Of course, I could buy it and find out, but that would kinda defeat the object...

glass.

PS Obviously, no spoilers please!


It's replayable a few times. There's a few random encounters that change so you don't know exactly what's coming.


That's what I was hoping, thanks. I'll try to play it a couple more times before I run it.

Liberty's Edge

Starfinder Superscriber

I've played it twice. The first time was definitely more fun than the second time. Things were different-- we didn't know what the encounters were, and some details of the puzzles were different. But, the new NPC, the intro, and the finale were all the same, so while not quite as repetitious as First Steps always was, it was definitely not fresh the second time around.

It is an excellent intro scenario for new players to PFS, and serves its role well there. As a replayable, it's not bad... but the very concept of a replayable does mean that it won't be fresh every time around. (This is why we like there to keep being new scenarios!)

Dark Archive

I've played it 4? times and run it once. 4 was about the limit for me, though the one thing that does make it fun is playing it with wildly different characters and ending up using very different tactics each time. For example, my Witch put the BBEG to sleep after falling in the river, while my Fighter went and clobbered him, my Druid threw fire from distance, and my Bardacle didn't even know the BBEG was there (Clouded Vision), but encouraged others nonetheless with fun roleplay.

Shadow Lodge

It's a change from the 13th running of First Steps, or Master of the Fallen Fortress, or We be Goblins! (Who am I kidding, WbG! is always awesome), but it's still the same scenario with some details changed to protect the innocent.

I can't wait to see this year's 1-2, #6-10 The Wounded Wisp.

Element and region data:
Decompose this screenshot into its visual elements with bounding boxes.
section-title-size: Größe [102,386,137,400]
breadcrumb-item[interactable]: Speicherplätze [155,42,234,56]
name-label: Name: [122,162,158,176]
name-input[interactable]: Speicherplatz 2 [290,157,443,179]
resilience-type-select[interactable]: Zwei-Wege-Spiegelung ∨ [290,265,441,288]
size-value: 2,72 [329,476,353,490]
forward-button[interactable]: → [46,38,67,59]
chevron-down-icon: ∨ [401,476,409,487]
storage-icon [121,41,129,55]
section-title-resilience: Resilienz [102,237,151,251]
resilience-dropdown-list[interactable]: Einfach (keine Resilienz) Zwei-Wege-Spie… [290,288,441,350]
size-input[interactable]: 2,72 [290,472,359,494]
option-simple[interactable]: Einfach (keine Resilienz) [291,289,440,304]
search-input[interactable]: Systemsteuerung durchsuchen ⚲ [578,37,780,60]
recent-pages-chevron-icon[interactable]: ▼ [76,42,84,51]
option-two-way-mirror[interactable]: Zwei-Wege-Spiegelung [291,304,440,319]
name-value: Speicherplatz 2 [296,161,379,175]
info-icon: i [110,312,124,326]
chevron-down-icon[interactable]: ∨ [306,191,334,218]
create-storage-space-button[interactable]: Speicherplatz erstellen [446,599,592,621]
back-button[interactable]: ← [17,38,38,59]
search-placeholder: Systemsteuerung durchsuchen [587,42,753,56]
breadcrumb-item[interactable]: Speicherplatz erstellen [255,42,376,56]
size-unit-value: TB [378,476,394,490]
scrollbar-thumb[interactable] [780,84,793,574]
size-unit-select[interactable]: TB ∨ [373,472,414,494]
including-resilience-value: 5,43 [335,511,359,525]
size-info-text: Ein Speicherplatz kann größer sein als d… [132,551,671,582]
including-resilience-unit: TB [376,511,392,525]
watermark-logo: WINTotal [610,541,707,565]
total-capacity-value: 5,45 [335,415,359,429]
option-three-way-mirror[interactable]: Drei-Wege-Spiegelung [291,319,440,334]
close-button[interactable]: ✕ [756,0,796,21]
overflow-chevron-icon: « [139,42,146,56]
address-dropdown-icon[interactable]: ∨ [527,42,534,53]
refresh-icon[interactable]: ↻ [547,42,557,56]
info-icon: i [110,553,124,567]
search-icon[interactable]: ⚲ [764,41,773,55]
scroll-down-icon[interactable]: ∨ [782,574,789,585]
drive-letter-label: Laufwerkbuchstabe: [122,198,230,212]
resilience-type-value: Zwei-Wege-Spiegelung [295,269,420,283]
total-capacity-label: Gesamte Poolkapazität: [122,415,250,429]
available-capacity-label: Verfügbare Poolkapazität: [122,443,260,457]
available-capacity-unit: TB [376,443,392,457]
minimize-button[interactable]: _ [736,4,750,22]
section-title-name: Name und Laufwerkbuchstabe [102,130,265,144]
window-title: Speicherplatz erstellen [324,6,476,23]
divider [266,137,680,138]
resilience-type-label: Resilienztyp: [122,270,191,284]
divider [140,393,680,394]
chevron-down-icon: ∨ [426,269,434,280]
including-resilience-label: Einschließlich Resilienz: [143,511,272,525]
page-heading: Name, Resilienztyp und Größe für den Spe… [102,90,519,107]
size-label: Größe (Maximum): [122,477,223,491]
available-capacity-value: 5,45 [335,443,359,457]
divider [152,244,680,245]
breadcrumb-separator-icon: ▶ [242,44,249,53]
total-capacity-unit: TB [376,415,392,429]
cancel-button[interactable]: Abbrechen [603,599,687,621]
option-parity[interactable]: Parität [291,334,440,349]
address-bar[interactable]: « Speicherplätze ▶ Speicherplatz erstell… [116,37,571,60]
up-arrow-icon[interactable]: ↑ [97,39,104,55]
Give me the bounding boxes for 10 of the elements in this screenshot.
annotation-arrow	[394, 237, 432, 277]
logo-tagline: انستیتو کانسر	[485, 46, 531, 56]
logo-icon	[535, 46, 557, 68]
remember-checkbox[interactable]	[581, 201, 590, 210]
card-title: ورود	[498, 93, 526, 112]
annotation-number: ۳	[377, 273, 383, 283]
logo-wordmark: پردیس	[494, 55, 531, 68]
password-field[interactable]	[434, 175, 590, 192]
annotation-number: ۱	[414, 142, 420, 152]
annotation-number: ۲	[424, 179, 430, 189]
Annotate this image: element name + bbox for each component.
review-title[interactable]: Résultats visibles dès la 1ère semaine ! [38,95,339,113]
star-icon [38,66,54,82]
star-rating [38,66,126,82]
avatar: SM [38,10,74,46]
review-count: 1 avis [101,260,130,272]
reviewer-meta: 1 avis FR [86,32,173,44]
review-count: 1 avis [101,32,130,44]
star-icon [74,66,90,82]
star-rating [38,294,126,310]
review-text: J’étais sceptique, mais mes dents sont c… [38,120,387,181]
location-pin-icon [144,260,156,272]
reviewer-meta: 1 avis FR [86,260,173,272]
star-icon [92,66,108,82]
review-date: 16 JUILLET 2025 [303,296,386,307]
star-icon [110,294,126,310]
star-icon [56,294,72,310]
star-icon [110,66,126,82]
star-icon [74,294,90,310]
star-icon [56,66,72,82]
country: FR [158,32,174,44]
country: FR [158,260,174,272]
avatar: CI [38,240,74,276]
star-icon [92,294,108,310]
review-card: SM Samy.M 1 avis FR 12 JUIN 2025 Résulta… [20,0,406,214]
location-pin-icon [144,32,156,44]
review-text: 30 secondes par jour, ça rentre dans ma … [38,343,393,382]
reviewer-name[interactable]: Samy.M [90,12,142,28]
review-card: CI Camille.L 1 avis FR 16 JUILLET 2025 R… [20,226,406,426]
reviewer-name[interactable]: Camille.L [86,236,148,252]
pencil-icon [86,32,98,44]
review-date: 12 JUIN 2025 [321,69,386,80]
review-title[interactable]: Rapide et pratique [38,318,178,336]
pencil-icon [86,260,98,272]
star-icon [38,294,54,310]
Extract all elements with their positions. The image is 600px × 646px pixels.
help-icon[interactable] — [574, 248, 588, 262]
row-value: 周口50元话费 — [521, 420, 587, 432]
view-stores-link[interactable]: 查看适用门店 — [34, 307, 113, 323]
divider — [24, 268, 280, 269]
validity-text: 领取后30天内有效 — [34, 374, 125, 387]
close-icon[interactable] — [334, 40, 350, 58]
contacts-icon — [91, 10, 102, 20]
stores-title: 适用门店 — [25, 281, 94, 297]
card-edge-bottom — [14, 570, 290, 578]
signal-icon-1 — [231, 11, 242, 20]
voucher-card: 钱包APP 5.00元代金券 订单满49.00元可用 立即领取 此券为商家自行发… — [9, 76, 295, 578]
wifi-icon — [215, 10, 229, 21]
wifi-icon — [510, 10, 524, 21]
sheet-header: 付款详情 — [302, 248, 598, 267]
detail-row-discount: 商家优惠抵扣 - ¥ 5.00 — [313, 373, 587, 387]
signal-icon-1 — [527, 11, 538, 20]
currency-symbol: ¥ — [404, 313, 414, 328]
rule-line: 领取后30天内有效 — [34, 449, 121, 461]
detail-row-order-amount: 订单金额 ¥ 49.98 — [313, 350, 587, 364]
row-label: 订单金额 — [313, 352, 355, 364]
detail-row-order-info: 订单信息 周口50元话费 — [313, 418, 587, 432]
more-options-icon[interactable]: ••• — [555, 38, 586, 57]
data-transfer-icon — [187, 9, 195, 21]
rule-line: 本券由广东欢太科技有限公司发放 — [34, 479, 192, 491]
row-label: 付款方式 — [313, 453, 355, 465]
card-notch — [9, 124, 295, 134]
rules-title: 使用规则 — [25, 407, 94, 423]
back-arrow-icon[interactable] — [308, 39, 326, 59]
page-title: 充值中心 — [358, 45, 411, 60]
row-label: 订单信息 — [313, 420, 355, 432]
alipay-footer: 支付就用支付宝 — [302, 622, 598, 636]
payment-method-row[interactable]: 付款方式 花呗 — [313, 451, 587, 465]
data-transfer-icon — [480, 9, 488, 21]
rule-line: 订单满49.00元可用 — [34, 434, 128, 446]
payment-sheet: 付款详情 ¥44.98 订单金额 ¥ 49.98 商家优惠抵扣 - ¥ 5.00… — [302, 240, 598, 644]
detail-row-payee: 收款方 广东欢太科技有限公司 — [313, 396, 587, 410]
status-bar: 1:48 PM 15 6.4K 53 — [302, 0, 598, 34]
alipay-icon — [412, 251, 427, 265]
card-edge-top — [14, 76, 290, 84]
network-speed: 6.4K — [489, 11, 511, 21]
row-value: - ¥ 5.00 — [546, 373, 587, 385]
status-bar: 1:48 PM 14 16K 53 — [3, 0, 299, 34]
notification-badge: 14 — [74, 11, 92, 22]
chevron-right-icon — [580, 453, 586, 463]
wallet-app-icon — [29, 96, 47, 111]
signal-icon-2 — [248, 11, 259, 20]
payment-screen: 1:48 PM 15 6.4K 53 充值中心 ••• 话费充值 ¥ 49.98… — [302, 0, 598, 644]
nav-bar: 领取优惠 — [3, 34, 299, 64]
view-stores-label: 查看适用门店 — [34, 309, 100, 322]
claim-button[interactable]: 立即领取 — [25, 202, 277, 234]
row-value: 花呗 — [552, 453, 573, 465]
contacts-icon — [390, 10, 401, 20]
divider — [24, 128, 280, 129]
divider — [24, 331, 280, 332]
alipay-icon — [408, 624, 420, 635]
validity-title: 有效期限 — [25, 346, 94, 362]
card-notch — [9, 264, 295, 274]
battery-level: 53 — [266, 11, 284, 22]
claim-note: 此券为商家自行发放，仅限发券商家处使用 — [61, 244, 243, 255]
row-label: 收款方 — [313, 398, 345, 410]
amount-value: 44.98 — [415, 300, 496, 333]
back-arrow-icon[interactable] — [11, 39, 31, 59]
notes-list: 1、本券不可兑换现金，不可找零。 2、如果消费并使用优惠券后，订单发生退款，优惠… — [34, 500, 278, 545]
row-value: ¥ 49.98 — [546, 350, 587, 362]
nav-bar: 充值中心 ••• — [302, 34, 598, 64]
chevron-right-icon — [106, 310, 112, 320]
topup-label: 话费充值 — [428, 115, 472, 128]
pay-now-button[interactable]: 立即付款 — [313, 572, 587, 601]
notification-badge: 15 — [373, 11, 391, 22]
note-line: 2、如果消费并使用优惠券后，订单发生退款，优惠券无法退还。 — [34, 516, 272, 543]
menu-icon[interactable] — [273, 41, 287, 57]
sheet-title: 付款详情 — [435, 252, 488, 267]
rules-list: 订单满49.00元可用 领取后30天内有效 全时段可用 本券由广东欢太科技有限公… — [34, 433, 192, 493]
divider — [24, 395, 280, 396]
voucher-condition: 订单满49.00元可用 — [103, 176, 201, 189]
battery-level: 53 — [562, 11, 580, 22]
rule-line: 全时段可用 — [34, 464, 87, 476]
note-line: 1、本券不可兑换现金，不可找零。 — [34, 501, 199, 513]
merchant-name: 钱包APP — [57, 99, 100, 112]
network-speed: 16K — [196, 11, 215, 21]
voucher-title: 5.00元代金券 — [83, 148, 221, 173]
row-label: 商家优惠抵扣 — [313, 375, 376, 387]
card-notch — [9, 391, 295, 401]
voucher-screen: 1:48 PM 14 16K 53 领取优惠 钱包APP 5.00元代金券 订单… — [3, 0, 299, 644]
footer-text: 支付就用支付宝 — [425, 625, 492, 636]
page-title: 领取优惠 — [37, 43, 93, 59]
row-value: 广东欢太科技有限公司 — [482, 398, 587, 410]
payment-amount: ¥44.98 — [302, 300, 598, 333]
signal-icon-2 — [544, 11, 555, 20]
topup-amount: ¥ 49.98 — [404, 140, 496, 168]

Set task 1
Retype the forum thread on replaying the scenario, starting at "Of course, I" and ending at "exactly what's coming.".
Set task 2
Condense the paragraph of the forum thread on replaying the scenario that begins "I've played it twice" into a short bulleted list that keeps its main facts.
Set task 3
In the forum thread on replaying the scenario, what does the poster who played it about four times say keeps it fun?

Full output 1
Of course, I could buy it and find out, but that would kinda defeat the object...

glass.

PS Obviously, no spoilers please!


It's replayable a few times. There's a few random encounters that change so you don't know exactly what's coming.

Full output 2
- Played it twice; the first time was more fun than the second.
- The second time, the encounters and some puzzle details were different.
- The new NPC, the intro and the finale were the same both times.
- It was less repetitive than First Steps but still not fresh on the second play.

Full output 3
Playing it with wildly different characters keeps it fun because each one ends up using very different tactics. The Witch put the BBEG to sleep, the Fighter clobbered him, and the Druid threw fire from a distance.